From the entries that follow, gather each line holding the word "text".

[Records contained in a dataset]
---+---

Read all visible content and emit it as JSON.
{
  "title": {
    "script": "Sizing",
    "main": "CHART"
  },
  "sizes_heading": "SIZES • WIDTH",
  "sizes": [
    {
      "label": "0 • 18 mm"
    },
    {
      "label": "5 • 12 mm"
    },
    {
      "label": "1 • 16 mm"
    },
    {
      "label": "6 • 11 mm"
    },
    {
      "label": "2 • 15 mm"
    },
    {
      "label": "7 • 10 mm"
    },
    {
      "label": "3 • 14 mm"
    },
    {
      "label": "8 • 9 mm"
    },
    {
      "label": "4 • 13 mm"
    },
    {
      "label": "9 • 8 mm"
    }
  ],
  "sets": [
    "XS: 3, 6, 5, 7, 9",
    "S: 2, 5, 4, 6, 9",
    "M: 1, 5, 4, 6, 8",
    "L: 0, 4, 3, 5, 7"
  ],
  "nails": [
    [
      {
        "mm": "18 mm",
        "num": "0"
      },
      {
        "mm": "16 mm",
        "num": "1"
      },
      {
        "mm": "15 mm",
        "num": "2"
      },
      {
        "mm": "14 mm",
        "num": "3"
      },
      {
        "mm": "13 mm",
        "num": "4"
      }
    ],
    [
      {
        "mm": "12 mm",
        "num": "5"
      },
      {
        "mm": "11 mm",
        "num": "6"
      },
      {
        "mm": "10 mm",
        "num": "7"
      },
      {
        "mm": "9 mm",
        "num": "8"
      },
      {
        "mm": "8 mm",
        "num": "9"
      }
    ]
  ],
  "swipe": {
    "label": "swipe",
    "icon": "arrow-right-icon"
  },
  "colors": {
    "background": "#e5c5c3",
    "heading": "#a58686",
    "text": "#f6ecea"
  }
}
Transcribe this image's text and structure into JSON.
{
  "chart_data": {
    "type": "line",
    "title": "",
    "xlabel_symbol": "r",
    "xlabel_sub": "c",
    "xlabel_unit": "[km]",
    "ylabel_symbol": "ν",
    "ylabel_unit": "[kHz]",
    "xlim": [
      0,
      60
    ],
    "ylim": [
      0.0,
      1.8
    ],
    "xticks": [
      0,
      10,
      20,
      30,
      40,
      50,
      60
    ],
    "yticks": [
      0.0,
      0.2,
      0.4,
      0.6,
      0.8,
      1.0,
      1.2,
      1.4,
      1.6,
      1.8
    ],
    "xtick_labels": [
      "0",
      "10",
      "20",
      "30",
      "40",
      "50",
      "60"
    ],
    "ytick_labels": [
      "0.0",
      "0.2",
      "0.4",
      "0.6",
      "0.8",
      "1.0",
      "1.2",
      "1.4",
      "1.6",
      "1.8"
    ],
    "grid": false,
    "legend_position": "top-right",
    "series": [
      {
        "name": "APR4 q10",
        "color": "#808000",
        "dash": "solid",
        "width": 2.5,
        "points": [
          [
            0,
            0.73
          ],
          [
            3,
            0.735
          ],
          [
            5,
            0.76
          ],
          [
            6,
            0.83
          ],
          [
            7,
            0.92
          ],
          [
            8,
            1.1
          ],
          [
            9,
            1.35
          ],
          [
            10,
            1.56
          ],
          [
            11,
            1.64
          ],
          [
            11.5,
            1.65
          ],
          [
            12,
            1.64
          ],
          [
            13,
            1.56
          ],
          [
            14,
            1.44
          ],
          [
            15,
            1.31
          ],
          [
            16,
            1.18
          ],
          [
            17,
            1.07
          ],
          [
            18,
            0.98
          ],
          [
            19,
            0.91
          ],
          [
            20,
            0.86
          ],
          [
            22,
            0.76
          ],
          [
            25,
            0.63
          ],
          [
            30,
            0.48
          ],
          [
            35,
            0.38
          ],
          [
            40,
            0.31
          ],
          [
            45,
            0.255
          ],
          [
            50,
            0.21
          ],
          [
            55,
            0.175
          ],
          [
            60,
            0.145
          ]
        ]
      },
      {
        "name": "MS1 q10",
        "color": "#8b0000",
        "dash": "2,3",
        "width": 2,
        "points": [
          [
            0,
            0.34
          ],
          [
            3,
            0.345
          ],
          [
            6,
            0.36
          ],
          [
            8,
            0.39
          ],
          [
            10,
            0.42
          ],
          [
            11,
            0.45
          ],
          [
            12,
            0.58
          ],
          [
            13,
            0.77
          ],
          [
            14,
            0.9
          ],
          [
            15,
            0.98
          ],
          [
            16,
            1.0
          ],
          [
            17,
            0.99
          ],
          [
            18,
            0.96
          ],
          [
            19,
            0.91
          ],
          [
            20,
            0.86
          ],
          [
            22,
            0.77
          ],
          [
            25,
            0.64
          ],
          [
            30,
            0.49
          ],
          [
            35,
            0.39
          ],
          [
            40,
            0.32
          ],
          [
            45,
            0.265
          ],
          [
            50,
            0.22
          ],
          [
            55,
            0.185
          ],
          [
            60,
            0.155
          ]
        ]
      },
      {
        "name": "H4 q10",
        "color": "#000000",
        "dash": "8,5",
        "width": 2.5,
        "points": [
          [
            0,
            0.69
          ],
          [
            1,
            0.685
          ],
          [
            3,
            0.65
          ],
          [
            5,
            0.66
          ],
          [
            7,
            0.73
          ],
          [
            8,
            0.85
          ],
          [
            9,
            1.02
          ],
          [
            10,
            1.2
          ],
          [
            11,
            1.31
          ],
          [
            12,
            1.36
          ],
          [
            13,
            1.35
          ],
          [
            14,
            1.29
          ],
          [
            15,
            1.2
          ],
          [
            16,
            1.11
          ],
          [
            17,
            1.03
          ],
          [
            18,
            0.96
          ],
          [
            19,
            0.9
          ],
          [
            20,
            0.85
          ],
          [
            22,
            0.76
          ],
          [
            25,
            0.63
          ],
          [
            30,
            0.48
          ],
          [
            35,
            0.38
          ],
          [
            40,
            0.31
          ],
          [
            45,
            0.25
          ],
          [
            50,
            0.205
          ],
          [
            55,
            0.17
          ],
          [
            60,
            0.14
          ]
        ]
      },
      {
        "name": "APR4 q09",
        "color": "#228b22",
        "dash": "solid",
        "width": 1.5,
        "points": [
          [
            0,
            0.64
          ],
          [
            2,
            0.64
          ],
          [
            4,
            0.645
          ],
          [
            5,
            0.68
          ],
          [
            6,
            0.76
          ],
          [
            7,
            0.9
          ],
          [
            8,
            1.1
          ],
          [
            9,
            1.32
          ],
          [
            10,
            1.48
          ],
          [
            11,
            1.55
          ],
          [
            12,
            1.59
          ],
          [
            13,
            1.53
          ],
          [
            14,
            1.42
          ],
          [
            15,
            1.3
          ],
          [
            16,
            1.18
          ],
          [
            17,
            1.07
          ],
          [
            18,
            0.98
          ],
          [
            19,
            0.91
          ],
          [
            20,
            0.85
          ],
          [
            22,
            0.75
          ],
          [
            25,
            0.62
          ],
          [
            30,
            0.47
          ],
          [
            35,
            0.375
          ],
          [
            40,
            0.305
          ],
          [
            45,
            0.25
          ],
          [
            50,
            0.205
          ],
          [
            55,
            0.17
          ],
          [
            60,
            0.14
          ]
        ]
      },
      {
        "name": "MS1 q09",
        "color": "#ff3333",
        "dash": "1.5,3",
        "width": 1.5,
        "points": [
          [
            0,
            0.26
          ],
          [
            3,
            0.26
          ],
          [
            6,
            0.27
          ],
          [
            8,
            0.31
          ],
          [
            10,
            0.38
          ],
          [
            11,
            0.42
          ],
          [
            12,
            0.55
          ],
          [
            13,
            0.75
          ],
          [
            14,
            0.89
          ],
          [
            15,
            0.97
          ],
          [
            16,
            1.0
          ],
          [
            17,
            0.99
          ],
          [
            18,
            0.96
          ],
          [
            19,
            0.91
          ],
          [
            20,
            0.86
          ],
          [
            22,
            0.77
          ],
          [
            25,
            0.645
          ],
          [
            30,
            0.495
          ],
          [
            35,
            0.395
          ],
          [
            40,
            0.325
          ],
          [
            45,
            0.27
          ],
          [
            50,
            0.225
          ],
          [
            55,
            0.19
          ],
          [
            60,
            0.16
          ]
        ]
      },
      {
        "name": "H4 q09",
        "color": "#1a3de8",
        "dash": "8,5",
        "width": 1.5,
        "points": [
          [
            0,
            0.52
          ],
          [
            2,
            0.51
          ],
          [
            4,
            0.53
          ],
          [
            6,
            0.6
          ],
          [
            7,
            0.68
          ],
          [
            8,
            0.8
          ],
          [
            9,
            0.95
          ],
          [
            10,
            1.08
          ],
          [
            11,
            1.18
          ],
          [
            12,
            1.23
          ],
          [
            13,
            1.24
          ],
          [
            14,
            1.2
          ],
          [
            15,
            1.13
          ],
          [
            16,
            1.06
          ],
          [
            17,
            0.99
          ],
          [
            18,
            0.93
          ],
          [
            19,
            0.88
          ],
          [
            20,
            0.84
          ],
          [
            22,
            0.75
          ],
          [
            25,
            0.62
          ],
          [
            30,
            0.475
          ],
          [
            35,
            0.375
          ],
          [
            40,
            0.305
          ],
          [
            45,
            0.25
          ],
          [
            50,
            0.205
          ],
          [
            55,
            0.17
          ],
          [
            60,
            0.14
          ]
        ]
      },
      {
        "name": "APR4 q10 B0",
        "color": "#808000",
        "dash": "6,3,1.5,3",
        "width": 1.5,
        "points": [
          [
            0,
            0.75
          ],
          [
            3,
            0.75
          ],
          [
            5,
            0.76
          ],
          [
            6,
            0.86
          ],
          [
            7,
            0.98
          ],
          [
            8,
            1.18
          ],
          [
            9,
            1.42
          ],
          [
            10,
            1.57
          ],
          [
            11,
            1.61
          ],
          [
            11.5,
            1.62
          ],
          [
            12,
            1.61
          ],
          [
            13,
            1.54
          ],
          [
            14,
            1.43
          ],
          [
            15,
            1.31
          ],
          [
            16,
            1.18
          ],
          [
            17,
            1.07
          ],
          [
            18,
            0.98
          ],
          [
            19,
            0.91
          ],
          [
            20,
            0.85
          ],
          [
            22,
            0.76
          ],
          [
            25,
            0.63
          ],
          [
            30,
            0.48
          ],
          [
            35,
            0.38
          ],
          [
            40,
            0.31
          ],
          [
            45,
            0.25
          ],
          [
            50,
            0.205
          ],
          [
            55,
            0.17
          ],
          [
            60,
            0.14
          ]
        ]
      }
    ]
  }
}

---+---

◆ **Solution to the problem**:
    "text": "#f6ecea"
Transcribe this image's text and structure into JSON.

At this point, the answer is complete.